→ Article
----------------------------------------

3. Redemption Price; Payment. With respect to each Put Notice
delivered to the Company in accordance with this Agreement, the redemption price
payable shall be the average of the closing bid price of the Company's Common
Stock over the 20-trading day period immediately preceding the date of the
applicable Put Notice as reported by the OTC Bulletin Board multiplied by the
number of Put Shares subject to such Put Notice. Subject to the proviso set
forth in Section 1 of this Agreement, payment of the redemption price as so
determined shall be made within 90 days following delivery of the Put Notice by
delivery of a cashier's or bank check in an amount equal to the aggregate
redemption price relating to the applicable Put Notice.
4. Insurance. The Company agrees that until the earlier to occur of (a)
the expiration of the Put Period and (b) the sale by Sery of and/or the
repurchase by the Company of all of the Put Shares the Company will maintain key
man insurance on the life of Xxxxxx Xxxxxxxxx in an amount not less than
$1,200,000. The first use of these insurance proceeds will be the funding of the
Company's obligations in this Agreement.

----------------------------------------

→ What the exercise asks
Render this sentence from the agreement in Spanish: "The first use of these insurance proceeds will be the funding of the Company's obligations in this Agreement." The rows after this point are separate material, not part of the agreement.

→ Provided material

----------------------------------------

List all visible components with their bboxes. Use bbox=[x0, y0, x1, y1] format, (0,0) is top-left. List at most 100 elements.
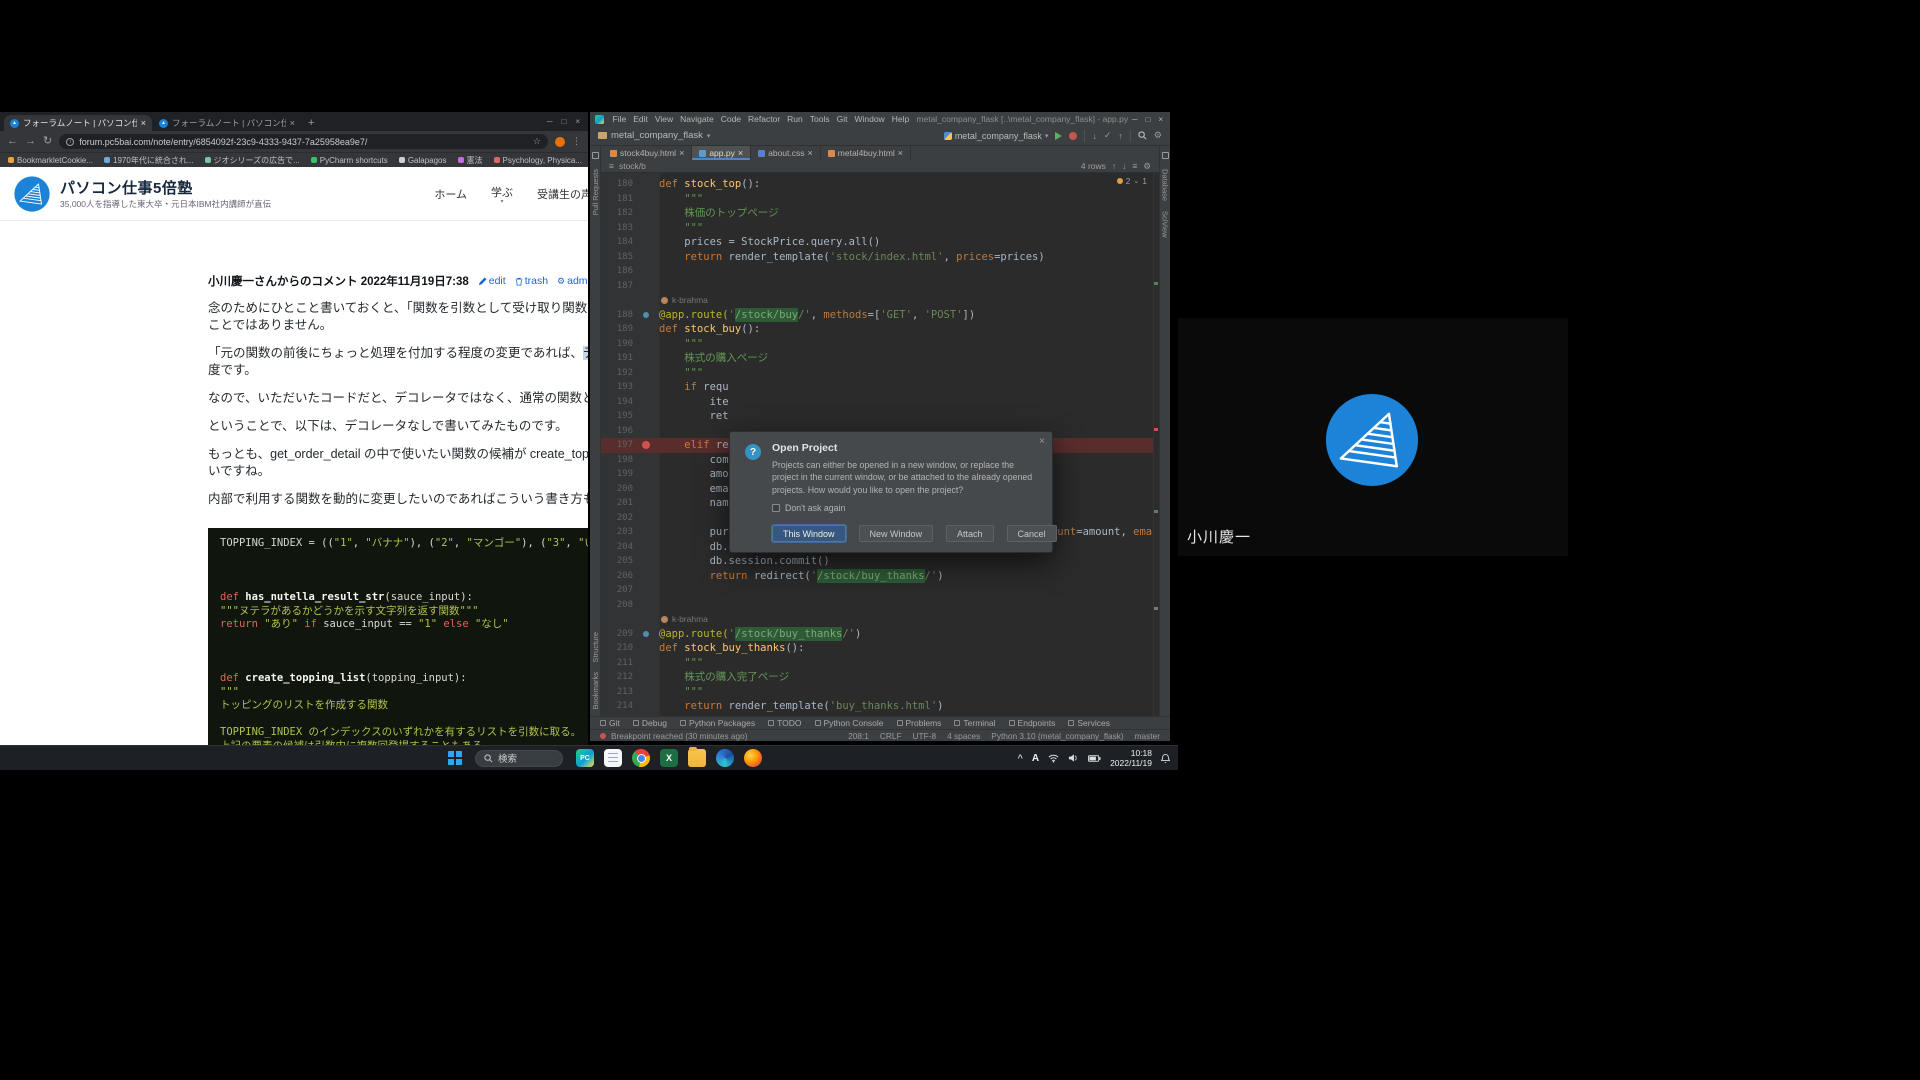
browser-tab-2[interactable]: ▲ フォーラムノート | パソコン仕事５倍塾 × bbox=[153, 115, 301, 131]
url-mapping-icon[interactable] bbox=[643, 631, 649, 637]
editor-tab[interactable]: metal4buy.html× bbox=[821, 146, 911, 160]
close-tab-icon[interactable]: × bbox=[898, 148, 903, 158]
toolwindow-button[interactable]: Endpoints bbox=[1009, 718, 1056, 728]
status-item[interactable]: 4 spaces bbox=[947, 731, 980, 741]
edge-icon[interactable] bbox=[716, 749, 734, 767]
notifications-icon[interactable] bbox=[1162, 152, 1169, 159]
bookmark-item[interactable]: 憲法 bbox=[458, 155, 483, 166]
editor-scrollbar[interactable] bbox=[1153, 173, 1159, 716]
bookmark-item[interactable]: PyCharm shortcuts bbox=[311, 156, 388, 165]
menu-item[interactable]: View bbox=[651, 114, 676, 124]
toolwindow-stripe-button[interactable]: SciView bbox=[1161, 211, 1170, 238]
back-icon[interactable]: ← bbox=[7, 136, 18, 147]
notification-bell-icon[interactable] bbox=[1161, 753, 1170, 764]
nav-learn[interactable]: 学ぶ▾ bbox=[491, 184, 513, 204]
arrow-up-icon[interactable]: ↑ bbox=[1112, 161, 1116, 171]
toolwindow-button[interactable]: Git bbox=[600, 718, 620, 728]
menu-item[interactable]: Window bbox=[851, 114, 888, 124]
excel-icon[interactable]: X bbox=[660, 749, 678, 767]
close-tab-icon[interactable]: × bbox=[808, 148, 813, 158]
site-logo[interactable] bbox=[14, 176, 50, 212]
url-mapping-icon[interactable] bbox=[643, 312, 649, 318]
nav-students[interactable]: 受講生の声 bbox=[537, 186, 588, 202]
chrome-icon[interactable] bbox=[632, 749, 650, 767]
this-window-button[interactable]: This Window bbox=[772, 525, 846, 542]
inspections-widget[interactable]: 2 ⌄ 1 bbox=[1117, 176, 1147, 186]
site-info-icon[interactable]: i bbox=[66, 138, 74, 146]
project-toolwindow-icon[interactable] bbox=[592, 152, 599, 159]
trash-link[interactable]: trash bbox=[515, 275, 548, 287]
editor-tab[interactable]: app.py× bbox=[692, 146, 751, 160]
close-tab-icon[interactable]: × bbox=[679, 148, 684, 158]
bookmark-item[interactable]: 1970年代に統合され... bbox=[104, 155, 193, 166]
toolwindow-button[interactable]: Debug bbox=[633, 718, 667, 728]
start-button[interactable] bbox=[448, 751, 462, 765]
menu-item[interactable]: Help bbox=[888, 114, 912, 124]
bookmark-item[interactable]: Psychology, Physica... bbox=[494, 156, 582, 165]
battery-icon[interactable] bbox=[1088, 755, 1101, 762]
ime-indicator[interactable]: A bbox=[1032, 753, 1039, 764]
settings-gear-icon[interactable]: ⚙ bbox=[1154, 130, 1162, 141]
maximize-icon[interactable]: □ bbox=[1145, 115, 1150, 124]
close-tab-icon[interactable]: × bbox=[738, 148, 743, 158]
toolwindow-stripe-button[interactable]: Database bbox=[1161, 169, 1170, 201]
toolwindow-button[interactable]: TODO bbox=[768, 718, 801, 728]
tray-chevron-icon[interactable]: ^ bbox=[1018, 753, 1023, 763]
breadcrumb[interactable]: stock/b bbox=[619, 161, 646, 171]
new-tab-button[interactable]: + bbox=[308, 117, 314, 129]
toolwindow-stripe-button[interactable]: Structure bbox=[591, 632, 600, 662]
status-item[interactable]: master bbox=[1135, 731, 1160, 741]
breakpoint-icon[interactable] bbox=[642, 441, 650, 449]
minimize-icon[interactable]: ─ bbox=[547, 117, 553, 126]
forward-icon[interactable]: → bbox=[25, 136, 36, 147]
status-item[interactable]: CRLF bbox=[880, 731, 902, 741]
debug-button[interactable] bbox=[1069, 132, 1077, 140]
toolwindow-stripe-button[interactable]: Bookmarks bbox=[591, 672, 600, 710]
attach-button[interactable]: Attach bbox=[946, 525, 994, 542]
menu-item[interactable]: File bbox=[609, 114, 630, 124]
arrow-down-icon[interactable]: ↓ bbox=[1122, 161, 1126, 171]
firefox-icon[interactable] bbox=[744, 749, 762, 767]
menu-item[interactable]: Run bbox=[784, 114, 807, 124]
menu-item[interactable]: Git bbox=[833, 114, 851, 124]
project-selector[interactable]: metal_company_flask ▾ bbox=[598, 130, 710, 141]
profile-avatar[interactable] bbox=[555, 137, 565, 147]
new-window-button[interactable]: New Window bbox=[859, 525, 934, 542]
toolwindow-stripe-button[interactable]: Pull Requests bbox=[591, 169, 600, 215]
run-configuration[interactable]: metal_company_flask ▾ bbox=[944, 131, 1049, 141]
browser-menu-icon[interactable]: ⋮ bbox=[572, 136, 581, 147]
toolwindow-button[interactable]: Python Console bbox=[815, 718, 884, 728]
speaker-icon[interactable] bbox=[1068, 753, 1079, 763]
git-commit-icon[interactable]: ✓ bbox=[1104, 130, 1112, 141]
search-icon[interactable] bbox=[1138, 131, 1147, 140]
toolwindow-button[interactable]: Problems bbox=[897, 718, 942, 728]
pycharm-icon[interactable]: PC bbox=[576, 749, 594, 767]
menu-item[interactable]: Code bbox=[717, 114, 744, 124]
filter-icon[interactable]: ≡ bbox=[1132, 161, 1137, 171]
status-item[interactable]: UTF-8 bbox=[913, 731, 937, 741]
bookmark-item[interactable]: BookmarkletCookie... bbox=[8, 156, 93, 165]
git-push-icon[interactable]: ↑ bbox=[1118, 131, 1123, 141]
toolwindow-button[interactable]: Terminal bbox=[954, 718, 995, 728]
edit-link[interactable]: edit bbox=[478, 275, 506, 287]
reload-icon[interactable]: ↻ bbox=[43, 136, 52, 147]
menu-item[interactable]: Refactor bbox=[745, 114, 784, 124]
git-update-icon[interactable]: ↓ bbox=[1092, 131, 1097, 141]
toolwindow-button[interactable]: Services bbox=[1068, 718, 1110, 728]
wifi-icon[interactable] bbox=[1048, 754, 1059, 763]
menu-item[interactable]: Navigate bbox=[677, 114, 718, 124]
folder-icon[interactable] bbox=[688, 749, 706, 767]
close-dialog-icon[interactable]: × bbox=[1039, 436, 1045, 447]
taskbar-clock[interactable]: 10:18 2022/11/19 bbox=[1110, 748, 1152, 768]
browser-tab-1[interactable]: ▲ フォーラムノート | パソコン仕事５倍塾 × bbox=[4, 115, 152, 131]
close-tab-icon[interactable]: × bbox=[141, 118, 146, 128]
minimize-icon[interactable]: ─ bbox=[1132, 115, 1138, 124]
notepad-icon[interactable] bbox=[604, 749, 622, 767]
toolwindow-button[interactable]: Python Packages bbox=[680, 718, 755, 728]
cancel-button[interactable]: Cancel bbox=[1007, 525, 1057, 542]
maximize-icon[interactable]: □ bbox=[561, 117, 566, 126]
bookmark-item[interactable]: ジオシリーズの広告で... bbox=[205, 155, 300, 166]
hamburger-icon[interactable]: ≡ bbox=[609, 161, 614, 171]
settings-gear-icon[interactable]: ⚙ bbox=[1143, 161, 1151, 172]
close-icon[interactable]: × bbox=[1158, 115, 1163, 124]
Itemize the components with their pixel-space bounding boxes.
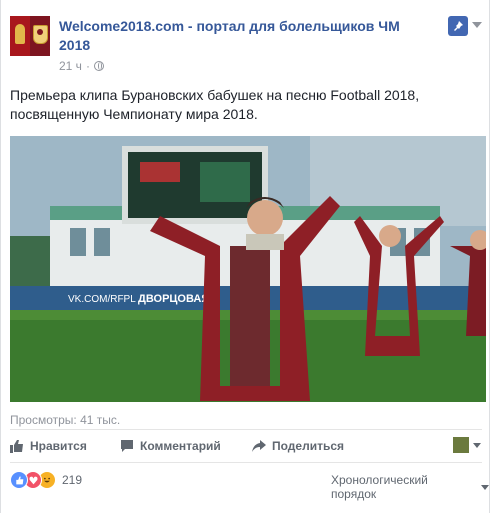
share-as-avatar[interactable] <box>453 437 469 453</box>
dancer-main-face <box>247 200 283 236</box>
video-frame: VK.COM/RFPL ДВОРЦОВАЯ <box>10 136 486 402</box>
sort-label: Хронологический порядок <box>331 473 428 501</box>
post-card: Welcome2018.com - портал для болельщиков… <box>0 0 490 513</box>
dancer-right-face <box>379 225 401 247</box>
share-icon <box>252 440 266 452</box>
share-label: Поделиться <box>272 439 345 453</box>
chevron-down-icon <box>481 484 489 490</box>
dancer-necklace <box>246 234 284 250</box>
thumbs-up-icon <box>10 440 23 453</box>
action-bar: Нравится Комментарий Поделиться <box>10 434 482 458</box>
page-name-link[interactable]: Welcome2018.com - портал для болельщиков… <box>59 17 429 55</box>
meta-separator: · <box>85 59 90 73</box>
chevron-down-icon[interactable] <box>473 443 481 448</box>
crest-ball-icon <box>37 29 43 35</box>
stadium-window <box>94 228 110 256</box>
divider <box>10 462 482 463</box>
like-button[interactable]: Нравится <box>10 434 87 458</box>
banner-text: ДВОРЦОВАЯ <box>138 293 209 305</box>
like-label: Нравится <box>30 439 87 453</box>
video-player[interactable]: VK.COM/RFPL ДВОРЦОВАЯ <box>10 136 486 402</box>
chevron-down-icon[interactable] <box>472 22 482 28</box>
banner-text: VK.COM/RFPL <box>68 294 136 305</box>
comment-button[interactable]: Комментарий <box>120 434 221 458</box>
reaction-count: 219 <box>62 473 83 487</box>
divider <box>10 429 482 430</box>
post-text: Премьера клипа Бурановских бабушек на пе… <box>10 87 420 122</box>
reactions-summary[interactable]: 219 <box>10 471 82 489</box>
stadium-window <box>70 228 86 256</box>
scoreboard-display <box>140 162 180 182</box>
comment-label: Комментарий <box>140 439 221 453</box>
post-time[interactable]: 21 ч <box>59 59 82 73</box>
pin-icon <box>454 21 463 31</box>
globe-icon[interactable] <box>93 61 104 71</box>
comment-sort-dropdown[interactable]: Хронологический порядок <box>331 473 489 501</box>
trophy-icon <box>15 24 25 44</box>
view-count: Просмотры: 41 тыс. <box>10 413 121 427</box>
page-avatar[interactable] <box>10 16 50 56</box>
dancer-apron <box>230 246 270 386</box>
post-meta: 21 ч · <box>59 59 104 73</box>
pin-button[interactable] <box>448 16 468 36</box>
share-button[interactable]: Поделиться <box>252 434 344 458</box>
scoreboard-display <box>200 162 250 202</box>
comment-icon <box>121 440 133 452</box>
like-reaction-icon <box>10 471 28 489</box>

----------------------------------------

→ Response to this exercise
El primer uso de estos fondos del seguro será la financiación de las obligaciones de la Compañía en este Acuerdo.